-- Start THE DATA --
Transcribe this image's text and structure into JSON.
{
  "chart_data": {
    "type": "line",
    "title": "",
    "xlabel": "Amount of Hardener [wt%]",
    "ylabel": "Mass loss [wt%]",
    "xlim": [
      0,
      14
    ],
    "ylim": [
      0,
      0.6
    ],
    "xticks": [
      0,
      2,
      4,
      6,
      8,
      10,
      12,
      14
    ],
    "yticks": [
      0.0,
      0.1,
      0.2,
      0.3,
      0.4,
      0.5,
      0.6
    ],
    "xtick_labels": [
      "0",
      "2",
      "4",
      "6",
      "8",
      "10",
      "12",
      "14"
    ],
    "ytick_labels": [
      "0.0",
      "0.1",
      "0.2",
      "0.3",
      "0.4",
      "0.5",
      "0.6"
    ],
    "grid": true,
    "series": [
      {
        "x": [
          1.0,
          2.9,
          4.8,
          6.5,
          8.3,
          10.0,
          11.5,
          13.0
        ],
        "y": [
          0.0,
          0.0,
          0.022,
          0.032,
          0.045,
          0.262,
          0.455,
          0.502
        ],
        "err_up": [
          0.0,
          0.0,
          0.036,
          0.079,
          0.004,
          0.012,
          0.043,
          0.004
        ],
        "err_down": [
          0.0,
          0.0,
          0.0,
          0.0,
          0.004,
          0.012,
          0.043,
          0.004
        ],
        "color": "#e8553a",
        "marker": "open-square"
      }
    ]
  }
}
-- End THE DATA --
▸ REQUIREMENT:
Reproduce all of the material above word for word.

▸ REPLY TO THE EXERCISE:
Transcribe this image's text and structure into JSON.
{
  "chart_data": {
    "type": "line",
    "title": "",
    "xlabel": "Amount of Hardener [wt%]",
    "ylabel": "Mass loss [wt%]",
    "xlim": [
      0,
      14
    ],
    "ylim": [
      0,
      0.6
    ],
    "xticks": [
      0,
      2,
      4,
      6,
      8,
      10,
      12,
      14
    ],
    "yticks": [
      0.0,
      0.1,
      0.2,
      0.3,
      0.4,
      0.5,
      0.6
    ],
    "xtick_labels": [
      "0",
      "2",
      "4",
      "6",
      "8",
      "10",
      "12",
      "14"
    ],
    "ytick_labels": [
      "0.0",
      "0.1",
      "0.2",
      "0.3",
      "0.4",
      "0.5",
      "0.6"
    ],
    "grid": true,
    "series": [
      {
        "x": [
          1.0,
          2.9,
          4.8,
          6.5,
          8.3,
          10.0,
          11.5,
          13.0
        ],
        "y": [
          0.0,
          0.0,
          0.022,
          0.032,
          0.045,
          0.262,
          0.455,
          0.502
        ],
        "err_up": [
          0.0,
          0.0,
          0.036,
          0.079,
          0.004,
          0.012,
          0.043,
          0.004
        ],
        "err_down": [
          0.0,
          0.0,
          0.0,
          0.0,
          0.004,
          0.012,
          0.043,
          0.004
        ],
        "color": "#e8553a",
        "marker": "open-square"
      }
    ]
  }
}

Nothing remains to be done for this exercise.